> _Instruction_
Print the records below word for word, but leave out the pictures.

Entries with figure data:
##############################

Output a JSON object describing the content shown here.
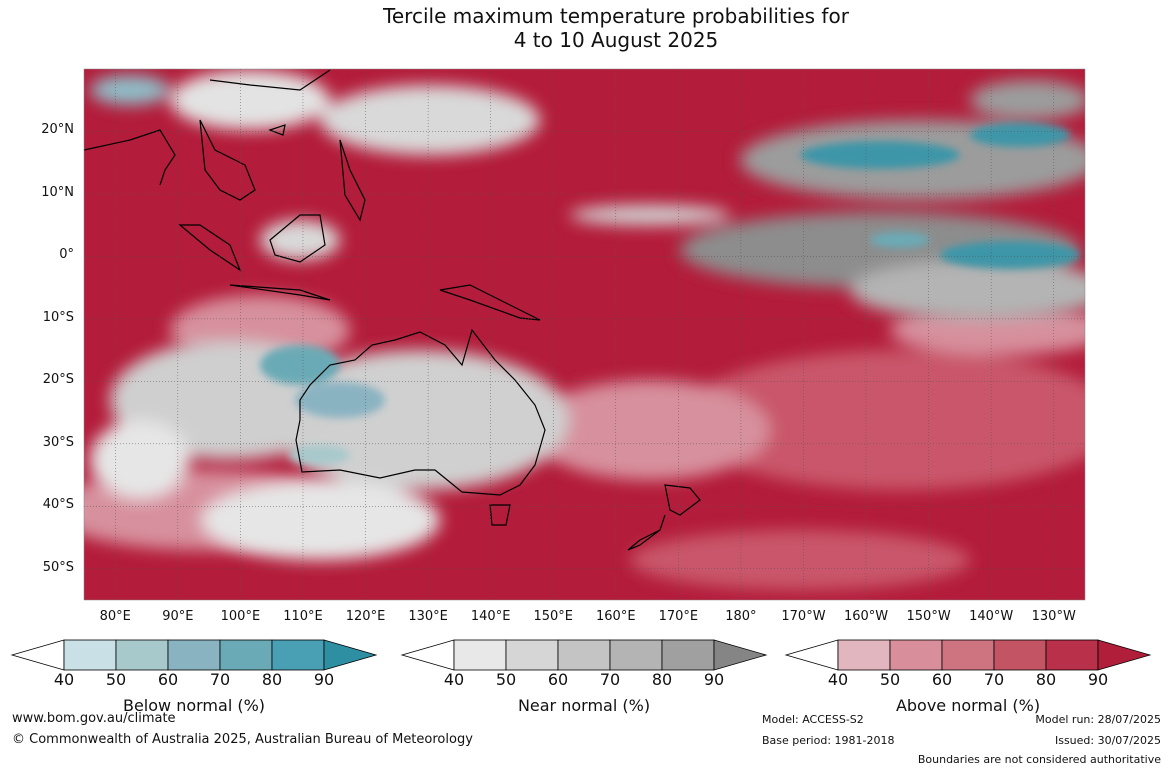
{
  "title_line1": "Tercile maximum temperature probabilities for",
  "title_line2": "4 to 10 August 2025",
  "lat_labels": [
    "20°N",
    "10°N",
    "0°",
    "10°S",
    "20°S",
    "30°S",
    "40°S",
    "50°S"
  ],
  "lon_labels": [
    "80°E",
    "90°E",
    "100°E",
    "110°E",
    "120°E",
    "130°E",
    "140°E",
    "150°E",
    "160°E",
    "170°E",
    "180°",
    "170°W",
    "160°W",
    "150°W",
    "140°W",
    "130°W"
  ],
  "legends": [
    {
      "title": "Below normal (%)",
      "ticks": [
        "40",
        "50",
        "60",
        "70",
        "80",
        "90"
      ],
      "colors": [
        "#ffffff",
        "#c9e0e6",
        "#a8c9cc",
        "#8ab3c2",
        "#6aaab6",
        "#49a0b4",
        "#2e8fa3"
      ]
    },
    {
      "title": "Near normal (%)",
      "ticks": [
        "40",
        "50",
        "60",
        "70",
        "80",
        "90"
      ],
      "colors": [
        "#ffffff",
        "#e8e8e8",
        "#d6d6d6",
        "#c4c4c4",
        "#b4b4b4",
        "#a0a0a0",
        "#858585"
      ]
    },
    {
      "title": "Above normal (%)",
      "ticks": [
        "40",
        "50",
        "60",
        "70",
        "80",
        "90"
      ],
      "colors": [
        "#ffffff",
        "#e2b6bf",
        "#d88f9b",
        "#cd7480",
        "#c25463",
        "#b8304a",
        "#b01e3a"
      ]
    }
  ],
  "footer": {
    "url": "www.bom.gov.au/climate",
    "copyright": "© Commonwealth of Australia 2025, Australian Bureau of Meteorology",
    "model": "Model: ACCESS-S2",
    "base_period": "Base period: 1981-2018",
    "model_run": "Model run: 28/07/2025",
    "issued": "Issued: 30/07/2025",
    "disclaimer": "Boundaries are not considered authoritative"
  },
  "map_colors": {
    "above": "#b31c3a",
    "near": "#a6a6a6",
    "below": "#4aa3b5"
  }
}
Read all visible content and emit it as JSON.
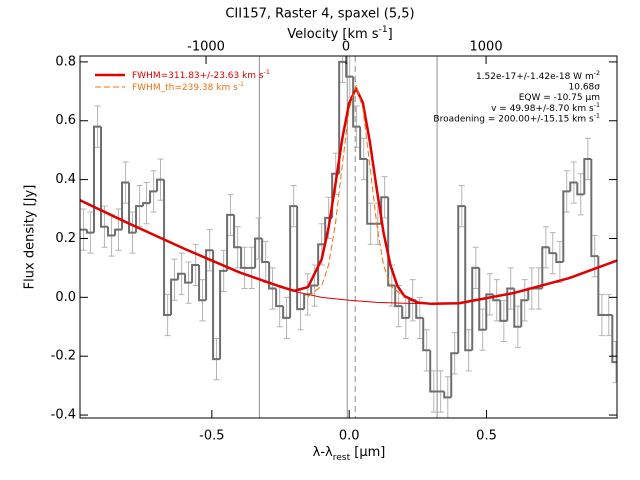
{
  "chart_data": {
    "type": "step",
    "title": "CII157, Raster 4, spaxel (5,5)",
    "x2label": {
      "text": "Velocity [km s",
      "sup": "-1",
      "after": "]"
    },
    "xlabel": {
      "text": "λ-λ",
      "sub": "rest",
      "after": " [μm]"
    },
    "ylabel": "Flux density [Jy]",
    "color": "#6e6e6e",
    "error_color": "#b4b4b4",
    "x": [
      -0.967,
      -0.942,
      -0.916,
      -0.891,
      -0.865,
      -0.84,
      -0.814,
      -0.789,
      -0.763,
      -0.738,
      -0.712,
      -0.687,
      -0.661,
      -0.636,
      -0.61,
      -0.585,
      -0.559,
      -0.534,
      -0.508,
      -0.483,
      -0.457,
      -0.432,
      -0.406,
      -0.381,
      -0.355,
      -0.33,
      -0.304,
      -0.279,
      -0.253,
      -0.228,
      -0.202,
      -0.177,
      -0.151,
      -0.126,
      -0.1,
      -0.075,
      -0.049,
      -0.024,
      0.002,
      0.027,
      0.053,
      0.078,
      0.104,
      0.129,
      0.155,
      0.18,
      0.206,
      0.231,
      0.257,
      0.282,
      0.308,
      0.333,
      0.359,
      0.384,
      0.41,
      0.435,
      0.461,
      0.486,
      0.512,
      0.537,
      0.563,
      0.588,
      0.614,
      0.639,
      0.665,
      0.69,
      0.716,
      0.741,
      0.767,
      0.792,
      0.818,
      0.843,
      0.869,
      0.894,
      0.92,
      0.945,
      0.971
    ],
    "values": [
      0.23,
      0.22,
      0.58,
      0.24,
      0.21,
      0.23,
      0.39,
      0.22,
      0.31,
      0.32,
      0.36,
      0.4,
      -0.06,
      0.06,
      0.08,
      0.05,
      0.11,
      -0.01,
      0.16,
      -0.21,
      0.09,
      0.28,
      0.17,
      0.1,
      0.1,
      0.2,
      0.12,
      0.03,
      -0.03,
      -0.07,
      0.31,
      -0.04,
      0.01,
      0.04,
      0.18,
      0.27,
      0.42,
      0.8,
      0.75,
      0.58,
      0.47,
      0.25,
      0.25,
      0.34,
      0.04,
      -0.03,
      -0.07,
      -0.01,
      -0.07,
      -0.18,
      -0.32,
      -0.32,
      -0.34,
      -0.19,
      0.31,
      -0.18,
      0.1,
      -0.11,
      0.01,
      -0.01,
      -0.08,
      0.03,
      -0.1,
      -0.01,
      0.03,
      0.03,
      0.17,
      0.15,
      0.12,
      0.36,
      0.39,
      0.35,
      0.47,
      0.14,
      -0.06,
      -0.06,
      -0.22
    ],
    "error": 0.07,
    "xlim": [
      -0.98,
      0.975
    ],
    "ylim": [
      -0.41,
      0.82
    ],
    "xticks": [
      -0.5,
      {
        "value": 0,
        "label": "0.0"
      },
      0.5
    ],
    "yticks": [
      -0.4,
      -0.2,
      {
        "value": 0,
        "label": "0.0"
      },
      0.2,
      0.4,
      0.6,
      0.8
    ],
    "x2lim": [
      -1900,
      1935
    ],
    "x2ticks": [
      -1000,
      0,
      1000
    ],
    "vlines": [
      -0.327,
      -0.007,
      0.32
    ],
    "vline_color": "#909090",
    "vlines_dashed": [
      0.022
    ],
    "curves": [
      {
        "color": "#e00000",
        "width": 1,
        "x": [
          -0.98,
          -0.8,
          -0.6,
          -0.4,
          -0.2,
          -0.1,
          0,
          0.1,
          0.2,
          0.3,
          0.4,
          0.6,
          0.8,
          0.975
        ],
        "values": [
          0.33,
          0.25,
          0.165,
          0.085,
          0.02,
          0.0,
          -0.01,
          -0.017,
          -0.02,
          -0.022,
          -0.02,
          0.015,
          0.065,
          0.125
        ]
      },
      {
        "label": {
          "text": "FWHM=311.83+/-23.63 km s",
          "sup": "-1"
        },
        "color": "#e00000",
        "width": 2.5,
        "x": [
          -0.98,
          -0.8,
          -0.6,
          -0.4,
          -0.25,
          -0.2,
          -0.15,
          -0.1,
          -0.075,
          -0.05,
          -0.025,
          0,
          0.025,
          0.05,
          0.075,
          0.1,
          0.125,
          0.15,
          0.175,
          0.2,
          0.25,
          0.3,
          0.4,
          0.6,
          0.8,
          0.975
        ],
        "values": [
          0.33,
          0.25,
          0.165,
          0.085,
          0.036,
          0.022,
          0.035,
          0.13,
          0.237,
          0.385,
          0.54,
          0.66,
          0.71,
          0.66,
          0.53,
          0.37,
          0.22,
          0.11,
          0.04,
          0.005,
          -0.018,
          -0.022,
          -0.02,
          0.015,
          0.065,
          0.125
        ]
      },
      {
        "label": {
          "text": "FWHM_th=239.38 km s",
          "sup": "-1"
        },
        "color": "#f07010",
        "width": 1,
        "dashed": true,
        "x": [
          -0.15,
          -0.1,
          -0.075,
          -0.05,
          -0.025,
          0,
          0.025,
          0.05,
          0.075,
          0.1,
          0.125,
          0.15,
          0.2
        ],
        "values": [
          0.002,
          0.039,
          0.11,
          0.25,
          0.45,
          0.64,
          0.72,
          0.64,
          0.45,
          0.25,
          0.11,
          0.039,
          0.002
        ]
      }
    ],
    "annotations": [
      {
        "text": "1.52e-17+/-1.42e-18 W m",
        "sup": "-2"
      },
      {
        "text": "10.68σ"
      },
      {
        "text": "EQW = -10.75 μm"
      },
      {
        "text": "v = 49.98+/-8.70 km s",
        "sup": "-1"
      },
      {
        "text": "Broadening = 200.00+/-15.15 km s",
        "sup": "-1"
      }
    ]
  }
}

##############################

> _Completed exercise_
Output a JSON object describing the content shown here.
{
  "title_line1": "Tercile maximum temperature probabilities for",
  "title_line2": "4 to 10 August 2025",
  "lat_labels": [
    "20°N",
    "10°N",
    "0°",
    "10°S",
    "20°S",
    "30°S",
    "40°S",
    "50°S"
  ],
  "lon_labels": [
    "80°E",
    "90°E",
    "100°E",
    "110°E",
    "120°E",
    "130°E",
    "140°E",
    "150°E",
    "160°E",
    "170°E",
    "180°",
    "170°W",
    "160°W",
    "150°W",
    "140°W",
    "130°W"
  ],
  "legends": [
    {
      "title": "Below normal (%)",
      "ticks": [
        "40",
        "50",
        "60",
        "70",
        "80",
        "90"
      ],
      "colors": [
        "#ffffff",
        "#c9e0e6",
        "#a8c9cc",
        "#8ab3c2",
        "#6aaab6",
        "#49a0b4",
        "#2e8fa3"
      ]
    },
    {
      "title": "Near normal (%)",
      "ticks": [
        "40",
        "50",
        "60",
        "70",
        "80",
        "90"
      ],
      "colors": [
        "#ffffff",
        "#e8e8e8",
        "#d6d6d6",
        "#c4c4c4",
        "#b4b4b4",
        "#a0a0a0",
        "#858585"
      ]
    },
    {
      "title": "Above normal (%)",
      "ticks": [
        "40",
        "50",
        "60",
        "70",
        "80",
        "90"
      ],
      "colors": [
        "#ffffff",
        "#e2b6bf",
        "#d88f9b",
        "#cd7480",
        "#c25463",
        "#b8304a",
        "#b01e3a"
      ]
    }
  ],
  "footer": {
    "url": "www.bom.gov.au/climate",
    "copyright": "© Commonwealth of Australia 2025, Australian Bureau of Meteorology",
    "model": "Model: ACCESS-S2",
    "base_period": "Base period: 1981-2018",
    "model_run": "Model run: 28/07/2025",
    "issued": "Issued: 30/07/2025",
    "disclaimer": "Boundaries are not considered authoritative"
  },
  "map_colors": {
    "above": "#b31c3a",
    "near": "#a6a6a6",
    "below": "#4aa3b5"
  }
}
Read all visible content and emit it as JSON.
{
  "chart_data": {
    "type": "step",
    "title": "CII157, Raster 4, spaxel (5,5)",
    "x2label": {
      "text": "Velocity [km s",
      "sup": "-1",
      "after": "]"
    },
    "xlabel": {
      "text": "λ-λ",
      "sub": "rest",
      "after": " [μm]"
    },
    "ylabel": "Flux density [Jy]",
    "color": "#6e6e6e",
    "error_color": "#b4b4b4",
    "x": [
      -0.967,
      -0.942,
      -0.916,
      -0.891,
      -0.865,
      -0.84,
      -0.814,
      -0.789,
      -0.763,
      -0.738,
      -0.712,
      -0.687,
      -0.661,
      -0.636,
      -0.61,
      -0.585,
      -0.559,
      -0.534,
      -0.508,
      -0.483,
      -0.457,
      -0.432,
      -0.406,
      -0.381,
      -0.355,
      -0.33,
      -0.304,
      -0.279,
      -0.253,
      -0.228,
      -0.202,
      -0.177,
      -0.151,
      -0.126,
      -0.1,
      -0.075,
      -0.049,
      -0.024,
      0.002,
      0.027,
      0.053,
      0.078,
      0.104,
      0.129,
      0.155,
      0.18,
      0.206,
      0.231,
      0.257,
      0.282,
      0.308,
      0.333,
      0.359,
      0.384,
      0.41,
      0.435,
      0.461,
      0.486,
      0.512,
      0.537,
      0.563,
      0.588,
      0.614,
      0.639,
      0.665,
      0.69,
      0.716,
      0.741,
      0.767,
      0.792,
      0.818,
      0.843,
      0.869,
      0.894,
      0.92,
      0.945,
      0.971
    ],
    "values": [
      0.23,
      0.22,
      0.58,
      0.24,
      0.21,
      0.23,
      0.39,
      0.22,
      0.31,
      0.32,
      0.36,
      0.4,
      -0.06,
      0.06,
      0.08,
      0.05,
      0.11,
      -0.01,
      0.16,
      -0.21,
      0.09,
      0.28,
      0.17,
      0.1,
      0.1,
      0.2,
      0.12,
      0.03,
      -0.03,
      -0.07,
      0.31,
      -0.04,
      0.01,
      0.04,
      0.18,
      0.27,
      0.42,
      0.8,
      0.75,
      0.58,
      0.47,
      0.25,
      0.25,
      0.34,
      0.04,
      -0.03,
      -0.07,
      -0.01,
      -0.07,
      -0.18,
      -0.32,
      -0.32,
      -0.34,
      -0.19,
      0.31,
      -0.18,
      0.1,
      -0.11,
      0.01,
      -0.01,
      -0.08,
      0.03,
      -0.1,
      -0.01,
      0.03,
      0.03,
      0.17,
      0.15,
      0.12,
      0.36,
      0.39,
      0.35,
      0.47,
      0.14,
      -0.06,
      -0.06,
      -0.22
    ],
    "error": 0.07,
    "xlim": [
      -0.98,
      0.975
    ],
    "ylim": [
      -0.41,
      0.82
    ],
    "xticks": [
      -0.5,
      {
        "value": 0,
        "label": "0.0"
      },
      0.5
    ],
    "yticks": [
      -0.4,
      -0.2,
      {
        "value": 0,
        "label": "0.0"
      },
      0.2,
      0.4,
      0.6,
      0.8
    ],
    "x2lim": [
      -1900,
      1935
    ],
    "x2ticks": [
      -1000,
      0,
      1000
    ],
    "vlines": [
      -0.327,
      -0.007,
      0.32
    ],
    "vline_color": "#909090",
    "vlines_dashed": [
      0.022
    ],
    "curves": [
      {
        "color": "#e00000",
        "width": 1,
        "x": [
          -0.98,
          -0.8,
          -0.6,
          -0.4,
          -0.2,
          -0.1,
          0,
          0.1,
          0.2,
          0.3,
          0.4,
          0.6,
          0.8,
          0.975
        ],
        "values": [
          0.33,
          0.25,
          0.165,
          0.085,
          0.02,
          0.0,
          -0.01,
          -0.017,
          -0.02,
          -0.022,
          -0.02,
          0.015,
          0.065,
          0.125
        ]
      },
      {
        "label": {
          "text": "FWHM=311.83+/-23.63 km s",
          "sup": "-1"
        },
        "color": "#e00000",
        "width": 2.5,
        "x": [
          -0.98,
          -0.8,
          -0.6,
          -0.4,
          -0.25,
          -0.2,
          -0.15,
          -0.1,
          -0.075,
          -0.05,
          -0.025,
          0,
          0.025,
          0.05,
          0.075,
          0.1,
          0.125,
          0.15,
          0.175,
          0.2,
          0.25,
          0.3,
          0.4,
          0.6,
          0.8,
          0.975
        ],
        "values": [
          0.33,
          0.25,
          0.165,
          0.085,
          0.036,
          0.022,
          0.035,
          0.13,
          0.237,
          0.385,
          0.54,
          0.66,
          0.71,
          0.66,
          0.53,
          0.37,
          0.22,
          0.11,
          0.04,
          0.005,
          -0.018,
          -0.022,
          -0.02,
          0.015,
          0.065,
          0.125
        ]
      },
      {
        "label": {
          "text": "FWHM_th=239.38 km s",
          "sup": "-1"
        },
        "color": "#f07010",
        "width": 1,
        "dashed": true,
        "x": [
          -0.15,
          -0.1,
          -0.075,
          -0.05,
          -0.025,
          0,
          0.025,
          0.05,
          0.075,
          0.1,
          0.125,
          0.15,
          0.2
        ],
        "values": [
          0.002,
          0.039,
          0.11,
          0.25,
          0.45,
          0.64,
          0.72,
          0.64,
          0.45,
          0.25,
          0.11,
          0.039,
          0.002
        ]
      }
    ],
    "annotations": [
      {
        "text": "1.52e-17+/-1.42e-18 W m",
        "sup": "-2"
      },
      {
        "text": "10.68σ"
      },
      {
        "text": "EQW = -10.75 μm"
      },
      {
        "text": "v = 49.98+/-8.70 km s",
        "sup": "-1"
      },
      {
        "text": "Broadening = 200.00+/-15.15 km s",
        "sup": "-1"
      }
    ]
  }
}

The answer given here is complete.